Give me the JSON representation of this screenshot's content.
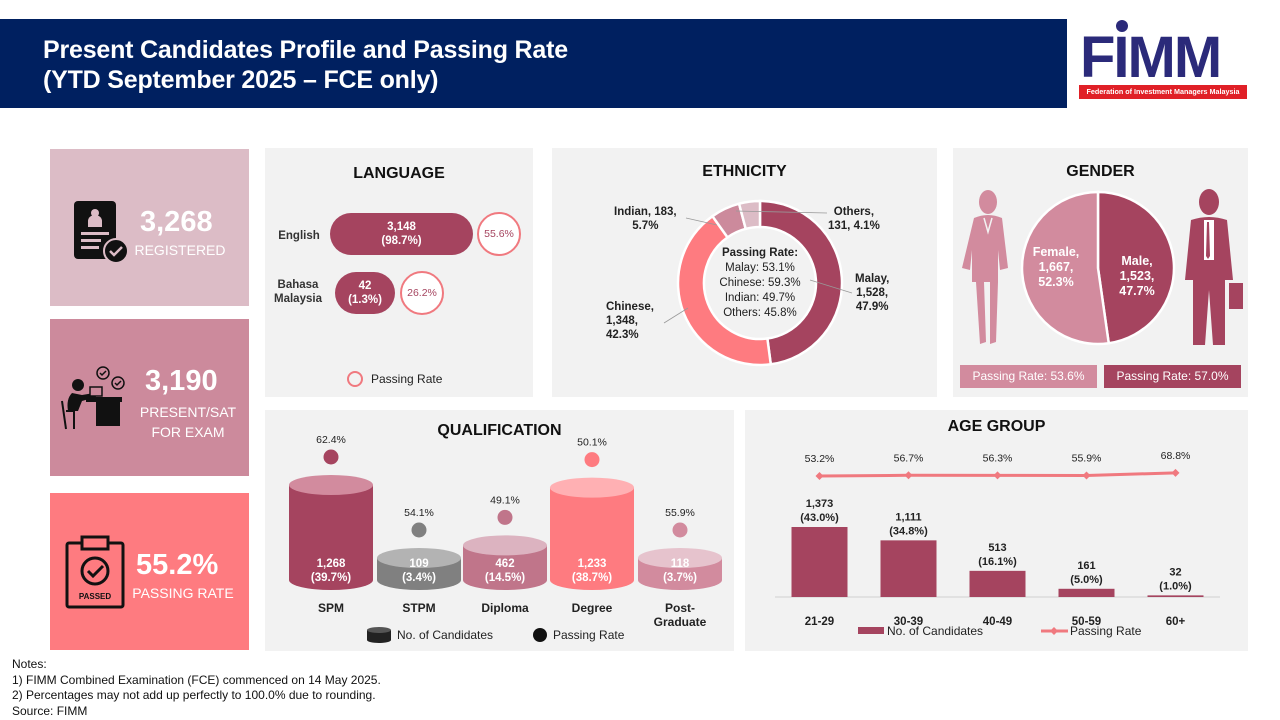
{
  "header": {
    "title_line1": "Present Candidates Profile and Passing Rate",
    "title_line2": "(YTD September 2025 – FCE only)",
    "logo_text": "FIMM",
    "logo_tagline": "Federation of Investment Managers Malaysia"
  },
  "kpis": [
    {
      "value": "3,268",
      "label": "REGISTERED",
      "icon": "registration-form-check-icon",
      "color": "#dcbcc6"
    },
    {
      "value": "3,190",
      "label_line1": "PRESENT/SAT",
      "label_line2": "FOR EXAM",
      "icon": "student-exam-desk-icon",
      "color": "#cc8a9c"
    },
    {
      "value": "55.2%",
      "label": "PASSING RATE",
      "icon": "passed-clipboard-icon",
      "color": "#fe7b80"
    }
  ],
  "colors": {
    "maroon": "#a5445f",
    "mauve": "#c0758a",
    "pink": "#d28b9e",
    "light_pink": "#dcbcc6",
    "coral": "#fe7b80",
    "grey": "#808080",
    "navy": "#002060",
    "panel": "#f2f2f2"
  },
  "chart_data": [
    {
      "type": "bar",
      "title": "LANGUAGE",
      "categories": [
        "English",
        "Bahasa Malaysia"
      ],
      "series": [
        {
          "name": "No. of Candidates",
          "values": [
            3148,
            42
          ],
          "labels": [
            "3,148",
            "42"
          ],
          "shares": [
            "(98.7%)",
            "(1.3%)"
          ]
        },
        {
          "name": "Passing Rate",
          "values": [
            55.6,
            26.2
          ],
          "labels": [
            "55.6%",
            "26.2%"
          ]
        }
      ],
      "legend": "Passing Rate",
      "legend_position": "bottom"
    },
    {
      "type": "pie",
      "title": "ETHNICITY",
      "donut": true,
      "slices": [
        {
          "name": "Malay",
          "value": 1528,
          "label_line1": "Malay,",
          "label_line2": "1,528,",
          "label_line3": "47.9%",
          "pct": 47.9,
          "color": "#a5445f"
        },
        {
          "name": "Chinese",
          "value": 1348,
          "label_line1": "Chinese,",
          "label_line2": "1,348,",
          "label_line3": "42.3%",
          "pct": 42.3,
          "color": "#fe7b80"
        },
        {
          "name": "Indian",
          "value": 183,
          "label_line1": "Indian, 183,",
          "label_line2": "5.7%",
          "pct": 5.7,
          "color": "#cc8a9c"
        },
        {
          "name": "Others",
          "value": 131,
          "label_line1": "Others,",
          "label_line2": "131, 4.1%",
          "pct": 4.1,
          "color": "#dcbcc6"
        }
      ],
      "center_title": "Passing Rate:",
      "center_lines": [
        "Malay: 53.1%",
        "Chinese: 59.3%",
        "Indian: 49.7%",
        "Others: 45.8%"
      ]
    },
    {
      "type": "pie",
      "title": "GENDER",
      "slices": [
        {
          "name": "Female",
          "value": 1667,
          "pct": 52.3,
          "label_line1": "Female,",
          "label_line2": "1,667,",
          "label_line3": "52.3%",
          "color": "#d28b9e",
          "passing_rate": "Passing Rate: 53.6%"
        },
        {
          "name": "Male",
          "value": 1523,
          "pct": 47.7,
          "label_line1": "Male,",
          "label_line2": "1,523,",
          "label_line3": "47.7%",
          "color": "#a5445f",
          "passing_rate": "Passing Rate: 57.0%"
        }
      ]
    },
    {
      "type": "bar",
      "title": "QUALIFICATION",
      "categories": [
        "SPM",
        "STPM",
        "Diploma",
        "Degree",
        "Post-Graduate"
      ],
      "category_lines": [
        [
          "SPM"
        ],
        [
          "STPM"
        ],
        [
          "Diploma"
        ],
        [
          "Degree"
        ],
        [
          "Post-",
          "Graduate"
        ]
      ],
      "series": [
        {
          "name": "No. of Candidates",
          "values": [
            1268,
            109,
            462,
            1233,
            118
          ],
          "labels": [
            "1,268",
            "109",
            "462",
            "1,233",
            "118"
          ],
          "shares": [
            "(39.7%)",
            "(3.4%)",
            "(14.5%)",
            "(38.7%)",
            "(3.7%)"
          ]
        },
        {
          "name": "Passing Rate",
          "values": [
            62.4,
            54.1,
            49.1,
            50.1,
            55.9
          ],
          "labels": [
            "62.4%",
            "54.1%",
            "49.1%",
            "50.1%",
            "55.9%"
          ]
        }
      ],
      "bar_colors": [
        "#a5445f",
        "#808080",
        "#c0758a",
        "#fe7b80",
        "#d28b9e"
      ],
      "legend": [
        "No. of Candidates",
        "Passing Rate"
      ],
      "legend_position": "bottom"
    },
    {
      "type": "bar",
      "title": "AGE GROUP",
      "categories": [
        "21-29",
        "30-39",
        "40-49",
        "50-59",
        "60+"
      ],
      "series": [
        {
          "name": "No. of Candidates",
          "type": "bar",
          "values": [
            1373,
            1111,
            513,
            161,
            32
          ],
          "labels": [
            "1,373",
            "1,111",
            "513",
            "161",
            "32"
          ],
          "shares": [
            "(43.0%)",
            "(34.8%)",
            "(16.1%)",
            "(5.0%)",
            "(1.0%)"
          ],
          "color": "#a5445f"
        },
        {
          "name": "Passing Rate",
          "type": "line",
          "values": [
            53.2,
            56.7,
            56.3,
            55.9,
            68.8
          ],
          "labels": [
            "53.2%",
            "56.7%",
            "56.3%",
            "55.9%",
            "68.8%"
          ],
          "color": "#f0797f"
        }
      ],
      "legend": [
        "No. of Candidates",
        "Passing Rate"
      ],
      "legend_position": "bottom"
    }
  ],
  "notes": [
    "Notes:",
    "1) FIMM Combined Examination (FCE) commenced on 14 May 2025.",
    "2) Percentages may not add up perfectly to 100.0% due to rounding.",
    "Source: FIMM"
  ]
}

______

Every entry above is to be set down exactly; the pictures are to be left out.

• Answer to the task:
Give me the JSON representation of this screenshot's content.
{
  "header": {
    "title_line1": "Present Candidates Profile and Passing Rate",
    "title_line2": "(YTD September 2025 – FCE only)",
    "logo_text": "FIMM",
    "logo_tagline": "Federation of Investment Managers Malaysia"
  },
  "kpis": [
    {
      "value": "3,268",
      "label": "REGISTERED",
      "icon": "registration-form-check-icon",
      "color": "#dcbcc6"
    },
    {
      "value": "3,190",
      "label_line1": "PRESENT/SAT",
      "label_line2": "FOR EXAM",
      "icon": "student-exam-desk-icon",
      "color": "#cc8a9c"
    },
    {
      "value": "55.2%",
      "label": "PASSING RATE",
      "icon": "passed-clipboard-icon",
      "color": "#fe7b80"
    }
  ],
  "colors": {
    "maroon": "#a5445f",
    "mauve": "#c0758a",
    "pink": "#d28b9e",
    "light_pink": "#dcbcc6",
    "coral": "#fe7b80",
    "grey": "#808080",
    "navy": "#002060",
    "panel": "#f2f2f2"
  },
  "chart_data": [
    {
      "type": "bar",
      "title": "LANGUAGE",
      "categories": [
        "English",
        "Bahasa Malaysia"
      ],
      "series": [
        {
          "name": "No. of Candidates",
          "values": [
            3148,
            42
          ],
          "labels": [
            "3,148",
            "42"
          ],
          "shares": [
            "(98.7%)",
            "(1.3%)"
          ]
        },
        {
          "name": "Passing Rate",
          "values": [
            55.6,
            26.2
          ],
          "labels": [
            "55.6%",
            "26.2%"
          ]
        }
      ],
      "legend": "Passing Rate",
      "legend_position": "bottom"
    },
    {
      "type": "pie",
      "title": "ETHNICITY",
      "donut": true,
      "slices": [
        {
          "name": "Malay",
          "value": 1528,
          "label_line1": "Malay,",
          "label_line2": "1,528,",
          "label_line3": "47.9%",
          "pct": 47.9,
          "color": "#a5445f"
        },
        {
          "name": "Chinese",
          "value": 1348,
          "label_line1": "Chinese,",
          "label_line2": "1,348,",
          "label_line3": "42.3%",
          "pct": 42.3,
          "color": "#fe7b80"
        },
        {
          "name": "Indian",
          "value": 183,
          "label_line1": "Indian, 183,",
          "label_line2": "5.7%",
          "pct": 5.7,
          "color": "#cc8a9c"
        },
        {
          "name": "Others",
          "value": 131,
          "label_line1": "Others,",
          "label_line2": "131, 4.1%",
          "pct": 4.1,
          "color": "#dcbcc6"
        }
      ],
      "center_title": "Passing Rate:",
      "center_lines": [
        "Malay: 53.1%",
        "Chinese: 59.3%",
        "Indian: 49.7%",
        "Others: 45.8%"
      ]
    },
    {
      "type": "pie",
      "title": "GENDER",
      "slices": [
        {
          "name": "Female",
          "value": 1667,
          "pct": 52.3,
          "label_line1": "Female,",
          "label_line2": "1,667,",
          "label_line3": "52.3%",
          "color": "#d28b9e",
          "passing_rate": "Passing Rate: 53.6%"
        },
        {
          "name": "Male",
          "value": 1523,
          "pct": 47.7,
          "label_line1": "Male,",
          "label_line2": "1,523,",
          "label_line3": "47.7%",
          "color": "#a5445f",
          "passing_rate": "Passing Rate: 57.0%"
        }
      ]
    },
    {
      "type": "bar",
      "title": "QUALIFICATION",
      "categories": [
        "SPM",
        "STPM",
        "Diploma",
        "Degree",
        "Post-Graduate"
      ],
      "category_lines": [
        [
          "SPM"
        ],
        [
          "STPM"
        ],
        [
          "Diploma"
        ],
        [
          "Degree"
        ],
        [
          "Post-",
          "Graduate"
        ]
      ],
      "series": [
        {
          "name": "No. of Candidates",
          "values": [
            1268,
            109,
            462,
            1233,
            118
          ],
          "labels": [
            "1,268",
            "109",
            "462",
            "1,233",
            "118"
          ],
          "shares": [
            "(39.7%)",
            "(3.4%)",
            "(14.5%)",
            "(38.7%)",
            "(3.7%)"
          ]
        },
        {
          "name": "Passing Rate",
          "values": [
            62.4,
            54.1,
            49.1,
            50.1,
            55.9
          ],
          "labels": [
            "62.4%",
            "54.1%",
            "49.1%",
            "50.1%",
            "55.9%"
          ]
        }
      ],
      "bar_colors": [
        "#a5445f",
        "#808080",
        "#c0758a",
        "#fe7b80",
        "#d28b9e"
      ],
      "legend": [
        "No. of Candidates",
        "Passing Rate"
      ],
      "legend_position": "bottom"
    },
    {
      "type": "bar",
      "title": "AGE GROUP",
      "categories": [
        "21-29",
        "30-39",
        "40-49",
        "50-59",
        "60+"
      ],
      "series": [
        {
          "name": "No. of Candidates",
          "type": "bar",
          "values": [
            1373,
            1111,
            513,
            161,
            32
          ],
          "labels": [
            "1,373",
            "1,111",
            "513",
            "161",
            "32"
          ],
          "shares": [
            "(43.0%)",
            "(34.8%)",
            "(16.1%)",
            "(5.0%)",
            "(1.0%)"
          ],
          "color": "#a5445f"
        },
        {
          "name": "Passing Rate",
          "type": "line",
          "values": [
            53.2,
            56.7,
            56.3,
            55.9,
            68.8
          ],
          "labels": [
            "53.2%",
            "56.7%",
            "56.3%",
            "55.9%",
            "68.8%"
          ],
          "color": "#f0797f"
        }
      ],
      "legend": [
        "No. of Candidates",
        "Passing Rate"
      ],
      "legend_position": "bottom"
    }
  ],
  "notes": [
    "Notes:",
    "1) FIMM Combined Examination (FCE) commenced on 14 May 2025.",
    "2) Percentages may not add up perfectly to 100.0% due to rounding.",
    "Source: FIMM"
  ]
}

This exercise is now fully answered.